- [EXTRACT TO READ]

--- START ---

Axovant looks to Oxford Biomedica for gene therapy resurrection

Axovant transforms itself into a new gene therapy company with an old Oxford Biomedica product.

Axovant transformed itself into a gene therapy player today with the licensing of a Parkinson’s disease project for $30m up front. The asset has been in development for almost 20 years – Oxford Biomedica put the first incarnation, Prosavin, into the clinic in 2007.

Of course gene therapy is not exactly fringe science now – see Novartis’s $8.7bn acquisition of Avexis – but much remains to be proven. Oxford Biomedica shareholders finally have something to celebrate at least; news of the deal sent the company’s shares to a 10-year high, possibly on relief that project is finally somebody else’s problem.

Oxford’s failure to turn its Lentivector manufacturing platform into therapeutic products consigned it to the investment wilderness for years, but the UK company’s capacity to supply the now burgeoning gene and cell therapy field is now standing it in good stead. Most notably, it is the manufacturer of the lentivirus used for transfecting the CTL019 CAR-T cells that Novartis uses in Kymriah.

The search for partners for Oxford Biomedica’s R&D projects has been going on for some years, its shareholders having run out of patience. This is not something that troubled the investors that piled into Axovant this morning – its shares more than doubled in early trade, though admittedly from a very low base.

New payload

Pavan Cheruvu, who has been chief executive of Axovant since only February, justified the move by saying that the Parkinson’s candidate comes with a decade of clinical safety data and a team of experts that have been working on the project for years.

--- END ---

- [DATA EXTRACT]
--- START ---

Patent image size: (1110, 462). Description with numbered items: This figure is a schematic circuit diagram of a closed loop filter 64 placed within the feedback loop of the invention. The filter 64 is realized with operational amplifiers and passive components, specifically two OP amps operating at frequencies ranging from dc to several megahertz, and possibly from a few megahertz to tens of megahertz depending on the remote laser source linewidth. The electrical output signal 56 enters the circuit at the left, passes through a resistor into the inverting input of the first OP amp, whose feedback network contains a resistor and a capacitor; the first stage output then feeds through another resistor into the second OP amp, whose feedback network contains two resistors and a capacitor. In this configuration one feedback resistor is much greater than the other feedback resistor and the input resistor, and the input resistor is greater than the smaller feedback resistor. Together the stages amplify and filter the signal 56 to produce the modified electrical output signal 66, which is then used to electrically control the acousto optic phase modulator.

--- END ---

- [SET OF TASKS]
1. Using the Axovant article, answer each question on its own line:
(a) How much did Axovant pay up front for the Parkinson's disease project?
(b) In what year did Oxford Biomedica put Prosavin into the clinic?
(c) Since what month has Pavan Cheruvu been chief executive of Axovant?
2. Summarize the Axovant article in two sentences.
The listing is not needed for anything here.

- [SOLUTION SET]
1.
(a) $30m
(b) 2007
(c) February

2. Axovant became a gene therapy company by licensing a Parkinson's disease project from Oxford Biomedica for $30m up front, and the deal sent Oxford Biomedica's shares to a 10-year high and more than doubled Axovant's shares in early trade. Axovant chief executive Pavan Cheruvu justified the move by citing the candidate's decade of clinical safety data and its team of experts.